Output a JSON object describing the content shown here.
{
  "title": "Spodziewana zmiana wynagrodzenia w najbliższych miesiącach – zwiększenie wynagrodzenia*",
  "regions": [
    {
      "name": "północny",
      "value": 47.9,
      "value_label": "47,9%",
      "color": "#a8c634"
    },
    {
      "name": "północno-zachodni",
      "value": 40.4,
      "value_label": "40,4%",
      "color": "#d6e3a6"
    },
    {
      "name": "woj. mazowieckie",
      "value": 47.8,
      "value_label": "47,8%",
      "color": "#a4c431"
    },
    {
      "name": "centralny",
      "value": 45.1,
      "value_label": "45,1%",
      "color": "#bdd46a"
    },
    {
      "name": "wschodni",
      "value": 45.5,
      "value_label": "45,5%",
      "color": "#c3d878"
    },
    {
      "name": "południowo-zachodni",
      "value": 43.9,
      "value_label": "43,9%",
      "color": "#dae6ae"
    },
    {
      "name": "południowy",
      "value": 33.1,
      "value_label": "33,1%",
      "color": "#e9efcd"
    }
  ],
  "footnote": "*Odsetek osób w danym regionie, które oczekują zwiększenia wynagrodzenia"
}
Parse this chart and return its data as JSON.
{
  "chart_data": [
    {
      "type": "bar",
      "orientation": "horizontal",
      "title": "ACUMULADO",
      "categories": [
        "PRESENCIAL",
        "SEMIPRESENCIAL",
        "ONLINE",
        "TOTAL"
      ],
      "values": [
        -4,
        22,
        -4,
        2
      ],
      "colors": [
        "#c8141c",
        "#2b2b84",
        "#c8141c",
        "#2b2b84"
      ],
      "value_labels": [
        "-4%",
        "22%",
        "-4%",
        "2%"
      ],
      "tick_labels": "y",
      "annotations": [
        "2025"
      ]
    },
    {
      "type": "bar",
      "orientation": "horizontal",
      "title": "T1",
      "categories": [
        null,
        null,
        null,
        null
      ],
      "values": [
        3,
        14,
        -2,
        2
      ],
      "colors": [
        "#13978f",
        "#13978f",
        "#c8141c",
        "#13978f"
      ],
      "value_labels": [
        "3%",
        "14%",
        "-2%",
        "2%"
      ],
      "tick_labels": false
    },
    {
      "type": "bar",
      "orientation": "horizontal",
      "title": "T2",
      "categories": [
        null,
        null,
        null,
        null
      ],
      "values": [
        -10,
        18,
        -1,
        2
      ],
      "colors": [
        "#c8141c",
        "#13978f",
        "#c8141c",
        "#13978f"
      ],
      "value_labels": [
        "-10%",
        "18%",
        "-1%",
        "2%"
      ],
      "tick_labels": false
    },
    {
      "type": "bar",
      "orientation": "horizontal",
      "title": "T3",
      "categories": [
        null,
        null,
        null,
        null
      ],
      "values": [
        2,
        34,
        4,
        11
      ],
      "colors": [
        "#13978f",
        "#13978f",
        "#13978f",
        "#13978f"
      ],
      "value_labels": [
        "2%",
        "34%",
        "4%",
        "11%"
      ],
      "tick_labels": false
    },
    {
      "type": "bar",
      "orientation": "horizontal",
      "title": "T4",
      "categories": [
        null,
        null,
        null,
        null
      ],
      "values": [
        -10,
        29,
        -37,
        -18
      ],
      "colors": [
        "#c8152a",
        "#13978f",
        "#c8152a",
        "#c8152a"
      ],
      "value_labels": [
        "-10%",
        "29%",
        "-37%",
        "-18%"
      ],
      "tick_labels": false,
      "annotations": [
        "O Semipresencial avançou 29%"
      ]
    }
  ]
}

◆ **GIVEN EXERCISE**:
Copy out each line of the listing that holds "wynagrodzenia".

◆ **EXERCISE SOLUTION**:
  "title": "Spodziewana zmiana wynagrodzenia w najbliższych miesiącach – zwiększenie wynagrodzenia*",
  "footnote": "*Odsetek osób w danym regionie, które oczekują zwiększenia wynagrodzenia"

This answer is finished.